#### [Recorded data]

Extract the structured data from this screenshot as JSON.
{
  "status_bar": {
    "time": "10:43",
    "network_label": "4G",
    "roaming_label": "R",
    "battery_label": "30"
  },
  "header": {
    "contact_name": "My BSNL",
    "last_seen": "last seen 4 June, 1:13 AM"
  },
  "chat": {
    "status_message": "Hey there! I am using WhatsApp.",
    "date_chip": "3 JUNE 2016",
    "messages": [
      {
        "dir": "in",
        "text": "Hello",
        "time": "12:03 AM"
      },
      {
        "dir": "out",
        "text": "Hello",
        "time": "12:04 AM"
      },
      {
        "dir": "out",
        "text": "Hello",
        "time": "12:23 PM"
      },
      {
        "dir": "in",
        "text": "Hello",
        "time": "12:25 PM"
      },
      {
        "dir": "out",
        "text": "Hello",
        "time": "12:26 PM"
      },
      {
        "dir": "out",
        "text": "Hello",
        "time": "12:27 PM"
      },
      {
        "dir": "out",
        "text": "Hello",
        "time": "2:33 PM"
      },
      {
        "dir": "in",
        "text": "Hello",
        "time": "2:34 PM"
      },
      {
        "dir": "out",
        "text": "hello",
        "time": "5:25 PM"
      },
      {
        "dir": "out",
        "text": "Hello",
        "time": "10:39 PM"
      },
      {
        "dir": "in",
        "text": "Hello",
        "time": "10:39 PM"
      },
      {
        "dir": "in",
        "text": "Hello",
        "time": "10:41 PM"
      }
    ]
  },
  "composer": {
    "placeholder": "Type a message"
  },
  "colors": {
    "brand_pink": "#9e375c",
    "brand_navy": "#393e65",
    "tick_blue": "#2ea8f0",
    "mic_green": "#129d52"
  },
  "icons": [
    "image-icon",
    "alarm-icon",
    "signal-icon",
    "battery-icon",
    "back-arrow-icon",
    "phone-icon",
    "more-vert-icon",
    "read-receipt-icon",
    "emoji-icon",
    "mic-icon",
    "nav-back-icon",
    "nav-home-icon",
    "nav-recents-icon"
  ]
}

#### [What you need to do]
Return the listing above in its exact form.

#### [Solution]
Extract the structured data from this screenshot as JSON.
{
  "status_bar": {
    "time": "10:43",
    "network_label": "4G",
    "roaming_label": "R",
    "battery_label": "30"
  },
  "header": {
    "contact_name": "My BSNL",
    "last_seen": "last seen 4 June, 1:13 AM"
  },
  "chat": {
    "status_message": "Hey there! I am using WhatsApp.",
    "date_chip": "3 JUNE 2016",
    "messages": [
      {
        "dir": "in",
        "text": "Hello",
        "time": "12:03 AM"
      },
      {
        "dir": "out",
        "text": "Hello",
        "time": "12:04 AM"
      },
      {
        "dir": "out",
        "text": "Hello",
        "time": "12:23 PM"
      },
      {
        "dir": "in",
        "text": "Hello",
        "time": "12:25 PM"
      },
      {
        "dir": "out",
        "text": "Hello",
        "time": "12:26 PM"
      },
      {
        "dir": "out",
        "text": "Hello",
        "time": "12:27 PM"
      },
      {
        "dir": "out",
        "text": "Hello",
        "time": "2:33 PM"
      },
      {
        "dir": "in",
        "text": "Hello",
        "time": "2:34 PM"
      },
      {
        "dir": "out",
        "text": "hello",
        "time": "5:25 PM"
      },
      {
        "dir": "out",
        "text": "Hello",
        "time": "10:39 PM"
      },
      {
        "dir": "in",
        "text": "Hello",
        "time": "10:39 PM"
      },
      {
        "dir": "in",
        "text": "Hello",
        "time": "10:41 PM"
      }
    ]
  },
  "composer": {
    "placeholder": "Type a message"
  },
  "colors": {
    "brand_pink": "#9e375c",
    "brand_navy": "#393e65",
    "tick_blue": "#2ea8f0",
    "mic_green": "#129d52"
  },
  "icons": [
    "image-icon",
    "alarm-icon",
    "signal-icon",
    "battery-icon",
    "back-arrow-icon",
    "phone-icon",
    "more-vert-icon",
    "read-receipt-icon",
    "emoji-icon",
    "mic-icon",
    "nav-back-icon",
    "nav-home-icon",
    "nav-recents-icon"
  ]
}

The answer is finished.